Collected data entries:
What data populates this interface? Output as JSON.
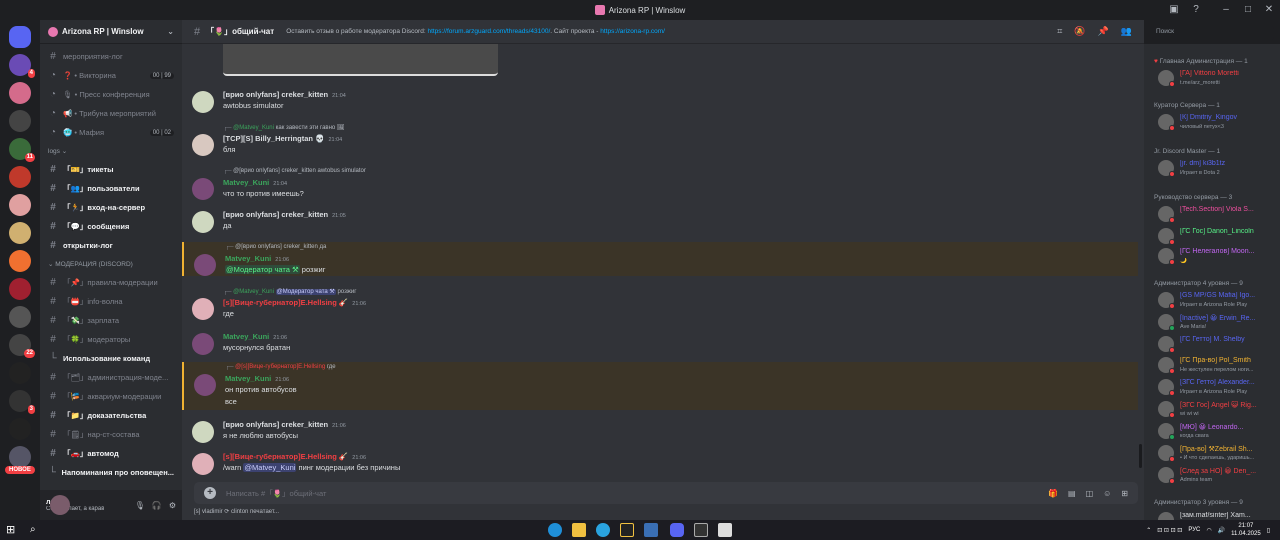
{
  "window": {
    "title": "Arizona RP | Winslow"
  },
  "server": {
    "name": "Arizona RP | Winslow",
    "new_badge": "НОВОЕ"
  },
  "server_badges": [
    "4",
    "11",
    "22",
    "3"
  ],
  "channels": [
    {
      "label": "мероприятия-лог",
      "type": "text",
      "bold": false
    },
    {
      "label": "❓ • Викторина",
      "type": "voice",
      "pill": "00 | 99"
    },
    {
      "label": "🎙 • Пресс конференция",
      "type": "voice"
    },
    {
      "label": "📢 • Трибуна мероприятий",
      "type": "voice"
    },
    {
      "label": "🥶 • Мафия",
      "type": "voice",
      "pill": "00 | 02"
    }
  ],
  "cat_logs": "logs",
  "log_channels": [
    {
      "label": "「🎫」тикеты",
      "bold": true
    },
    {
      "label": "「👥」пользователи",
      "bold": true
    },
    {
      "label": "「🏃」вход-на-сервер",
      "bold": true
    },
    {
      "label": "「💬」сообщения",
      "bold": true
    },
    {
      "label": "открытки-лог",
      "bold": true
    }
  ],
  "cat_mod": "МОДЕРАЦИЯ (DISCORD)",
  "mod_channels": [
    {
      "label": "「📌」правила-модерации",
      "bold": false
    },
    {
      "label": "「📛」info-волна",
      "bold": false
    },
    {
      "label": "「💸」зарплата",
      "bold": false
    },
    {
      "label": "「🍀」модераторы",
      "bold": false
    },
    {
      "label": "Использование команд",
      "bold": true
    },
    {
      "label": "「🗂」администрация-моде...",
      "bold": false
    },
    {
      "label": "「🎏」аквариум-модерации",
      "bold": false
    },
    {
      "label": "「📁」доказательства",
      "bold": true
    },
    {
      "label": "「🗒」нар-ст-состава",
      "bold": false
    },
    {
      "label": "「🚗」автомод",
      "bold": true
    },
    {
      "label": "Напоминания про оповещен...",
      "bold": true
    }
  ],
  "user": {
    "name": "леты",
    "status": "Собака лает, а караван и..."
  },
  "chat": {
    "channel": "「🌷」общий-чат",
    "topic_prefix": "Оставить отзыв о работе модератора Discord:",
    "topic_link1": "https://forum.arzguard.com/threads/43100/",
    "topic_mid": ". Сайт проекта -",
    "topic_link2": "https://arizona-rp.com/",
    "search_placeholder": "Поиск"
  },
  "messages": [
    {
      "user": "[врио onlyfans] creker_kitten",
      "time": "21:04",
      "text": "awtobus simulator",
      "color": "#dbdee1"
    },
    {
      "reply_user": "@Matvey_Kuni",
      "reply_text": "как завести эти гавно 🖼",
      "user": "[TCP][S] Billy_Herringtan 💀",
      "time": "21:04",
      "text": "бля",
      "color": "#dbdee1"
    },
    {
      "reply_user": "@[врио onlyfans] creker_kitten",
      "reply_text": "awtobus simulator",
      "user": "Matvey_Kuni",
      "time": "21:04",
      "text": "что то против имеешь?",
      "color": "#3ba55c"
    },
    {
      "user": "[врио onlyfans] creker_kitten",
      "time": "21:05",
      "text": "да",
      "color": "#dbdee1"
    },
    {
      "reply_user": "@[врио onlyfans] creker_kitten",
      "reply_text": "да",
      "user": "Matvey_Kuni",
      "time": "21:06",
      "mention": "@Модератор чата ⚒",
      "text": "розжиг",
      "color": "#3ba55c"
    },
    {
      "reply_user": "@Matvey_Kuni",
      "reply_mention": "@Модератор чата ⚒",
      "reply_text": "розжиг",
      "user": "[s][Вице-губернатор]E.Hellsing 🎸",
      "time": "21:06",
      "text": "где",
      "color": "#f23f43"
    },
    {
      "user": "Matvey_Kuni",
      "time": "21:06",
      "text": "мусорнулся братан",
      "color": "#3ba55c"
    },
    {
      "reply_user": "@[s][Вице-губернатор]E.Hellsing",
      "reply_text": "где",
      "user": "Matvey_Kuni",
      "time": "21:06",
      "text": "он против автобусов",
      "text2": "все",
      "color": "#3ba55c"
    },
    {
      "user": "[врио onlyfans] creker_kitten",
      "time": "21:06",
      "text": "я не люблю автобусы",
      "color": "#dbdee1"
    },
    {
      "user": "[s][Вице-губернатор]E.Hellsing 🎸",
      "time": "21:06",
      "text_pre": "/warn",
      "mention": "@Matvey_Kuni",
      "text": "пинг модерации без причины",
      "color": "#f23f43"
    }
  ],
  "composer": {
    "placeholder": "Написать #「🌷」общий-чат",
    "typing": "[s] vladimir ⟳ clinton печатает..."
  },
  "members": {
    "groups": [
      {
        "title": "Главная Администрация — 1",
        "members": [
          {
            "name": "[ГА] Vittorio Moretti",
            "status": "t.me/arz_moretti",
            "color": "#f23f43"
          }
        ]
      },
      {
        "title": "Куратор Сервера — 1",
        "members": [
          {
            "name": "[К] Dmitriy_Kingov",
            "status": "чиловый петух<3",
            "color": "#5865f2"
          }
        ]
      },
      {
        "title": "Jr. Discord Master — 1",
        "members": [
          {
            "name": "[jr. dm] ki3b1tz",
            "status": "Играет в Dota 2",
            "color": "#b9bbbe"
          }
        ]
      },
      {
        "title": "Руководство сервера — 3",
        "members": [
          {
            "name": "[Tech.Section] Viola S...",
            "status": "",
            "color": "#ed4f9e"
          },
          {
            "name": "[ГС Гос] Danon_Lincoln",
            "status": "",
            "color": "#57f287"
          },
          {
            "name": "[ГС Нелегалов] Moon...",
            "status": "🌙",
            "color": "#c266f2"
          }
        ]
      },
      {
        "title": "Администратор 4 уровня — 9",
        "members": [
          {
            "name": "[GS MP/GS Mafia] Igo...",
            "status": "Играет в Arizona Role Play",
            "color": "#5865f2"
          },
          {
            "name": "[Inactive] 😀 Erwin_Re...",
            "status": "Ave Maria!",
            "color": "#5865f2"
          },
          {
            "name": "[ГС Гетто] M. Shelby",
            "status": "",
            "color": "#5865f2"
          },
          {
            "name": "[ГС Пра-во] Pol_Smith",
            "status": "Не жестулен перелом ноги...",
            "color": "#f0b232"
          },
          {
            "name": "[ЗГС Гетто] Alexander...",
            "status": "Играет в Arizona Role Play",
            "color": "#5865f2"
          },
          {
            "name": "[ЗГС Гос] Angel 😺 Rig...",
            "status": "wi wi wi",
            "color": "#f23f43"
          },
          {
            "name": "[МЮ] 😀 Leonardo...",
            "status": "когда свага",
            "color": "#c266f2"
          },
          {
            "name": "[Пра-во] ⚒Zebrail Sh...",
            "status": "• И что сделаешь, ударишь...",
            "color": "#f0b232"
          },
          {
            "name": "[След за НО] 😀 Den_...",
            "status": "Admins team",
            "color": "#f23f43"
          }
        ]
      },
      {
        "title": "Администратор 3 уровня — 9",
        "members": [
          {
            "name": "[зам.maf/sinter] Xam...",
            "status": "",
            "color": "#dbdee1"
          }
        ]
      }
    ]
  },
  "taskbar": {
    "time": "21:07",
    "date": "11.04.2025",
    "lang": "РУС"
  },
  "colors": {
    "bg_chat": "#313338",
    "bg_side": "#2b2d31",
    "accent": "#5865f2"
  }
}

What to produce:
Find every line in the records that contains the word "общий"; copy those lines.

Result below:
    "channel": "「🌷」общий-чат",
    "placeholder": "Написать #「🌷」общий-чат",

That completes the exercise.